- **Exercise goal**
Each record below is to be reproduced without any change.

- **Dataset records**

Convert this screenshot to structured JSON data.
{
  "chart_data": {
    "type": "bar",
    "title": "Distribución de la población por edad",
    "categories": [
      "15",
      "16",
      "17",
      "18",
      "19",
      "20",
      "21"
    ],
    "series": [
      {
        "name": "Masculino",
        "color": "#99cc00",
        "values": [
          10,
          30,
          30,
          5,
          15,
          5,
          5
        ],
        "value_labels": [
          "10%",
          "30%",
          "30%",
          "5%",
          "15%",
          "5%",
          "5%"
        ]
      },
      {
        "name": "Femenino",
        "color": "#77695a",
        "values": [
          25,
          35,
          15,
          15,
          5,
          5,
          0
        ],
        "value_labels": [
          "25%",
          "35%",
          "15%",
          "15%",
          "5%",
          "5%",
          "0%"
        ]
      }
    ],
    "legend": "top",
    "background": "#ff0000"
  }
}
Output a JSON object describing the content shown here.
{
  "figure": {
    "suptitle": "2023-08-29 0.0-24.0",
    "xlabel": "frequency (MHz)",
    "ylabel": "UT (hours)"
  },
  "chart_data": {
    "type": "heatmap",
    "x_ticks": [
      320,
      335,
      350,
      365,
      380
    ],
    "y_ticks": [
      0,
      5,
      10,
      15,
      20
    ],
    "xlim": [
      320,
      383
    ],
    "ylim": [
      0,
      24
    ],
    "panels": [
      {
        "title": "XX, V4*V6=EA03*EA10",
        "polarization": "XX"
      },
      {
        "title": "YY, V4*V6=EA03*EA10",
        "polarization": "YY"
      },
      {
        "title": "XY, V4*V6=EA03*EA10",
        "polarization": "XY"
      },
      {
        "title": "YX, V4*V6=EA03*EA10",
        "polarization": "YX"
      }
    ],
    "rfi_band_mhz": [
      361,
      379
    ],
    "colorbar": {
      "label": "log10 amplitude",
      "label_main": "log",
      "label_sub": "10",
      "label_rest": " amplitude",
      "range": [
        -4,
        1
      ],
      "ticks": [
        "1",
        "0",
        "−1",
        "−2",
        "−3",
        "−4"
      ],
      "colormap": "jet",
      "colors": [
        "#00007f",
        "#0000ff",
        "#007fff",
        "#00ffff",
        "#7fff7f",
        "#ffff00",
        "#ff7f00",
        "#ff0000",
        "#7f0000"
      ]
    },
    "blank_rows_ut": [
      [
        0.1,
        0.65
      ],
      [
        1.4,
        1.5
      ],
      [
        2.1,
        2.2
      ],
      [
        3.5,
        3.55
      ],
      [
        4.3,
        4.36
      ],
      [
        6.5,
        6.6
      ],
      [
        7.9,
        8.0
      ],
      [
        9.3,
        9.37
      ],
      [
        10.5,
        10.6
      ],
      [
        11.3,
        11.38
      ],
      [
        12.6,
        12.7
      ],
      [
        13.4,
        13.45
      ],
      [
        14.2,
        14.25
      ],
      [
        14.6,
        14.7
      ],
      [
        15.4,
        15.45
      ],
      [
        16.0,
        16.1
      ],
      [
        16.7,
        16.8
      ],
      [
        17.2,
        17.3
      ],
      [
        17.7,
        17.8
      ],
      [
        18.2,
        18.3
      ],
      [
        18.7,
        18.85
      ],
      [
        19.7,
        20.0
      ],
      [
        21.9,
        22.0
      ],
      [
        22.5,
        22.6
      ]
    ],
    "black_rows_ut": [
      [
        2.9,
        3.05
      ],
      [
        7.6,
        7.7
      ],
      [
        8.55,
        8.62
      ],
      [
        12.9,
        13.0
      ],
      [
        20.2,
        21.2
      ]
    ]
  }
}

- **Final answer**
Convert this screenshot to structured JSON data.
{
  "chart_data": {
    "type": "bar",
    "title": "Distribución de la población por edad",
    "categories": [
      "15",
      "16",
      "17",
      "18",
      "19",
      "20",
      "21"
    ],
    "series": [
      {
        "name": "Masculino",
        "color": "#99cc00",
        "values": [
          10,
          30,
          30,
          5,
          15,
          5,
          5
        ],
        "value_labels": [
          "10%",
          "30%",
          "30%",
          "5%",
          "15%",
          "5%",
          "5%"
        ]
      },
      {
        "name": "Femenino",
        "color": "#77695a",
        "values": [
          25,
          35,
          15,
          15,
          5,
          5,
          0
        ],
        "value_labels": [
          "25%",
          "35%",
          "15%",
          "15%",
          "5%",
          "5%",
          "0%"
        ]
      }
    ],
    "legend": "top",
    "background": "#ff0000"
  }
}
Output a JSON object describing the content shown here.
{
  "figure": {
    "suptitle": "2023-08-29 0.0-24.0",
    "xlabel": "frequency (MHz)",
    "ylabel": "UT (hours)"
  },
  "chart_data": {
    "type": "heatmap",
    "x_ticks": [
      320,
      335,
      350,
      365,
      380
    ],
    "y_ticks": [
      0,
      5,
      10,
      15,
      20
    ],
    "xlim": [
      320,
      383
    ],
    "ylim": [
      0,
      24
    ],
    "panels": [
      {
        "title": "XX, V4*V6=EA03*EA10",
        "polarization": "XX"
      },
      {
        "title": "YY, V4*V6=EA03*EA10",
        "polarization": "YY"
      },
      {
        "title": "XY, V4*V6=EA03*EA10",
        "polarization": "XY"
      },
      {
        "title": "YX, V4*V6=EA03*EA10",
        "polarization": "YX"
      }
    ],
    "rfi_band_mhz": [
      361,
      379
    ],
    "colorbar": {
      "label": "log10 amplitude",
      "label_main": "log",
      "label_sub": "10",
      "label_rest": " amplitude",
      "range": [
        -4,
        1
      ],
      "ticks": [
        "1",
        "0",
        "−1",
        "−2",
        "−3",
        "−4"
      ],
      "colormap": "jet",
      "colors": [
        "#00007f",
        "#0000ff",
        "#007fff",
        "#00ffff",
        "#7fff7f",
        "#ffff00",
        "#ff7f00",
        "#ff0000",
        "#7f0000"
      ]
    },
    "blank_rows_ut": [
      [
        0.1,
        0.65
      ],
      [
        1.4,
        1.5
      ],
      [
        2.1,
        2.2
      ],
      [
        3.5,
        3.55
      ],
      [
        4.3,
        4.36
      ],
      [
        6.5,
        6.6
      ],
      [
        7.9,
        8.0
      ],
      [
        9.3,
        9.37
      ],
      [
        10.5,
        10.6
      ],
      [
        11.3,
        11.38
      ],
      [
        12.6,
        12.7
      ],
      [
        13.4,
        13.45
      ],
      [
        14.2,
        14.25
      ],
      [
        14.6,
        14.7
      ],
      [
        15.4,
        15.45
      ],
      [
        16.0,
        16.1
      ],
      [
        16.7,
        16.8
      ],
      [
        17.2,
        17.3
      ],
      [
        17.7,
        17.8
      ],
      [
        18.2,
        18.3
      ],
      [
        18.7,
        18.85
      ],
      [
        19.7,
        20.0
      ],
      [
        21.9,
        22.0
      ],
      [
        22.5,
        22.6
      ]
    ],
    "black_rows_ut": [
      [
        2.9,
        3.05
      ],
      [
        7.6,
        7.7
      ],
      [
        8.55,
        8.62
      ],
      [
        12.9,
        13.0
      ],
      [
        20.2,
        21.2
      ]
    ]
  }
}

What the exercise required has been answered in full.